Exercise details:
Scan the material below for the string "طراحی", and copy every line where it shows up.

Material for this task:

:::::

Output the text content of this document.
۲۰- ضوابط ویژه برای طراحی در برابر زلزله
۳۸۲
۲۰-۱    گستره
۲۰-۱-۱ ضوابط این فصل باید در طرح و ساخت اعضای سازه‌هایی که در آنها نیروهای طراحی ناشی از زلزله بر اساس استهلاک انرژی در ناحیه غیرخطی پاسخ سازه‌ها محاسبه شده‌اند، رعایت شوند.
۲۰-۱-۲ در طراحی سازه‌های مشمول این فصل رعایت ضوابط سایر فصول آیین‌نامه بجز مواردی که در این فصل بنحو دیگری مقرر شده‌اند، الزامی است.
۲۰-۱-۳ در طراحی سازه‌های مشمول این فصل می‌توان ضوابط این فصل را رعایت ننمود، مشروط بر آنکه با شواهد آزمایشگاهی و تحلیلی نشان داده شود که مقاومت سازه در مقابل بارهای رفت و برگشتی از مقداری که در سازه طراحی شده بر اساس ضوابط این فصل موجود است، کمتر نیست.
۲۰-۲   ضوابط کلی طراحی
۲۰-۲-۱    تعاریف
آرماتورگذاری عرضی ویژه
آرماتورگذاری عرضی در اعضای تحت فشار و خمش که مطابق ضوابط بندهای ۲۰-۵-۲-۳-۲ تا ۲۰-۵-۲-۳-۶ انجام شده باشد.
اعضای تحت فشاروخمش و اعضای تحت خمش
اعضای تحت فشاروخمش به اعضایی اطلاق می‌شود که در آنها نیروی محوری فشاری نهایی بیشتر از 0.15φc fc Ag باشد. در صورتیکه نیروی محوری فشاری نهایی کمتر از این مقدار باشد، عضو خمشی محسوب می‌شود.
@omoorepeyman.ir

:::::

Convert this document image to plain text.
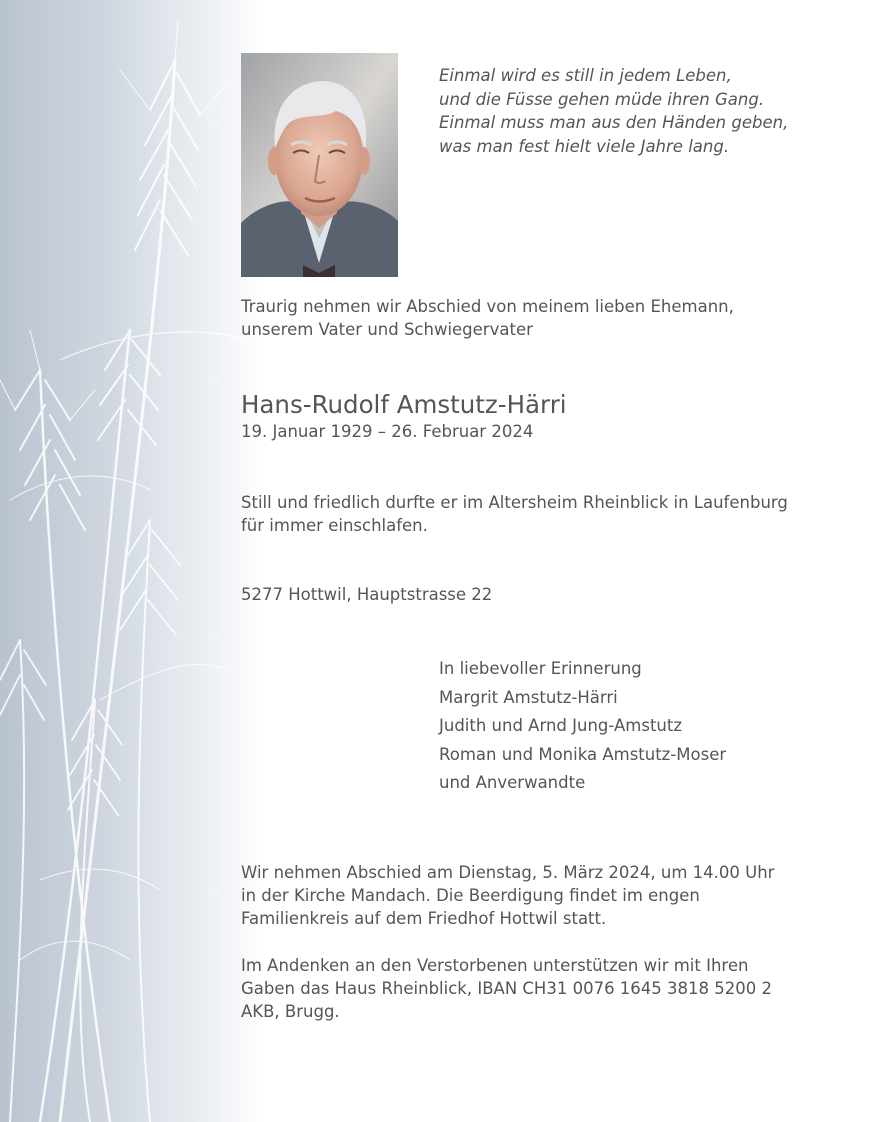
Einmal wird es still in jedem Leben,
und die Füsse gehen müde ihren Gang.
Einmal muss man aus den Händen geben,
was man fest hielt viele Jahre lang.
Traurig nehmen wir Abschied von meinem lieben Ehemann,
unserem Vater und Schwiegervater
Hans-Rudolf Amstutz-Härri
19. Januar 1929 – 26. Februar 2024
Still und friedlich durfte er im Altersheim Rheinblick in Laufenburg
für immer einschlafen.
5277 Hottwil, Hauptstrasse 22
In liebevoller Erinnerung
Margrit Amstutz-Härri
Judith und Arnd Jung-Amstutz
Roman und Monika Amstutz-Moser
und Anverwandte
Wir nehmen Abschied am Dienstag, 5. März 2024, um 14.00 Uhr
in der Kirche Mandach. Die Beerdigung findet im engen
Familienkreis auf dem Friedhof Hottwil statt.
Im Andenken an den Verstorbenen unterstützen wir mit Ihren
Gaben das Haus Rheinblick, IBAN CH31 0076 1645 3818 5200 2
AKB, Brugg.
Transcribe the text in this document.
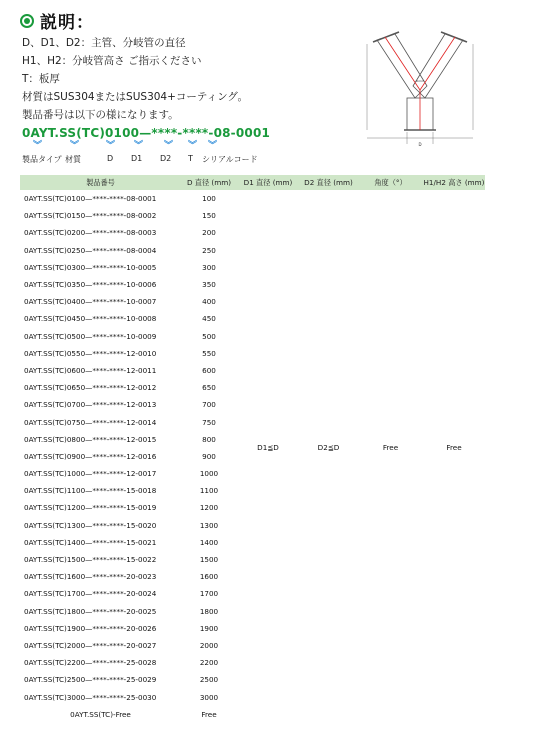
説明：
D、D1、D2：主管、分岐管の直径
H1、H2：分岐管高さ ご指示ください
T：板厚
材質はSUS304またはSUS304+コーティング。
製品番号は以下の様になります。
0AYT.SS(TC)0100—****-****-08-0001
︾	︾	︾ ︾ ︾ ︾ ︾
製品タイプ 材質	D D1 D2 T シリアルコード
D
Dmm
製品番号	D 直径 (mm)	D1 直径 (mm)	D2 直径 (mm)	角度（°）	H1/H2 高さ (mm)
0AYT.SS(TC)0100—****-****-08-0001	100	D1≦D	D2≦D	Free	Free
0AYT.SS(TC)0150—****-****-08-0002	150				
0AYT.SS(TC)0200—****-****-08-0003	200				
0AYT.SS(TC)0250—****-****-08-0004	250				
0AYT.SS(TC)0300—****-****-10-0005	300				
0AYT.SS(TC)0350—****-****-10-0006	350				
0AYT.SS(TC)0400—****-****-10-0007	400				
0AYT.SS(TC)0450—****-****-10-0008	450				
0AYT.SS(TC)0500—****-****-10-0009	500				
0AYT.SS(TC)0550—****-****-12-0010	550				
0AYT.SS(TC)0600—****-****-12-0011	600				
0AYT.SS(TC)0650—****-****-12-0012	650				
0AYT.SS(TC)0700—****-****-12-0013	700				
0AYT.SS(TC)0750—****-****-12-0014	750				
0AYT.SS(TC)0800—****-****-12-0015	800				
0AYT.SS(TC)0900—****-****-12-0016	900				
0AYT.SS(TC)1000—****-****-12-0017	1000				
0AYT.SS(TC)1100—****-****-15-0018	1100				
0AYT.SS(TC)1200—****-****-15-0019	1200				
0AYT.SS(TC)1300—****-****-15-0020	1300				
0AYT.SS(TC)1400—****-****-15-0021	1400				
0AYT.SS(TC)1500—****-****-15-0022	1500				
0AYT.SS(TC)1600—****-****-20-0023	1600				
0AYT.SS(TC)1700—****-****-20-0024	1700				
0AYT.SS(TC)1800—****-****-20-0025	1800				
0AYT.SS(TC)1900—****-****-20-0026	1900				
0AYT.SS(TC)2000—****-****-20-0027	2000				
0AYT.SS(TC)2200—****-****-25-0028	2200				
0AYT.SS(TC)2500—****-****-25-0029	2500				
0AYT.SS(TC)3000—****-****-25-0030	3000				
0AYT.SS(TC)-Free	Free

:::::

Final result:
۲۰- ضوابط ویژه برای طراحی در برابر زلزله
۲۰-۱-۱ ضوابط این فصل باید در طرح و ساخت اعضای سازه‌هایی که در آنها نیروهای طراحی ناشی از زلزله بر اساس استهلاک انرژی در ناحیه غیرخطی پاسخ سازه‌ها محاسبه شده‌اند، رعایت شوند.
۲۰-۱-۲ در طراحی سازه‌های مشمول این فصل رعایت ضوابط سایر فصول آیین‌نامه بجز مواردی که در این فصل بنحو دیگری مقرر شده‌اند، الزامی است.
۲۰-۱-۳ در طراحی سازه‌های مشمول این فصل می‌توان ضوابط این فصل را رعایت ننمود، مشروط بر آنکه با شواهد آزمایشگاهی و تحلیلی نشان داده شود که مقاومت سازه در مقابل بارهای رفت و برگشتی از مقداری که در سازه طراحی شده بر اساس ضوابط این فصل موجود است، کمتر نیست.
۲۰-۲   ضوابط کلی طراحی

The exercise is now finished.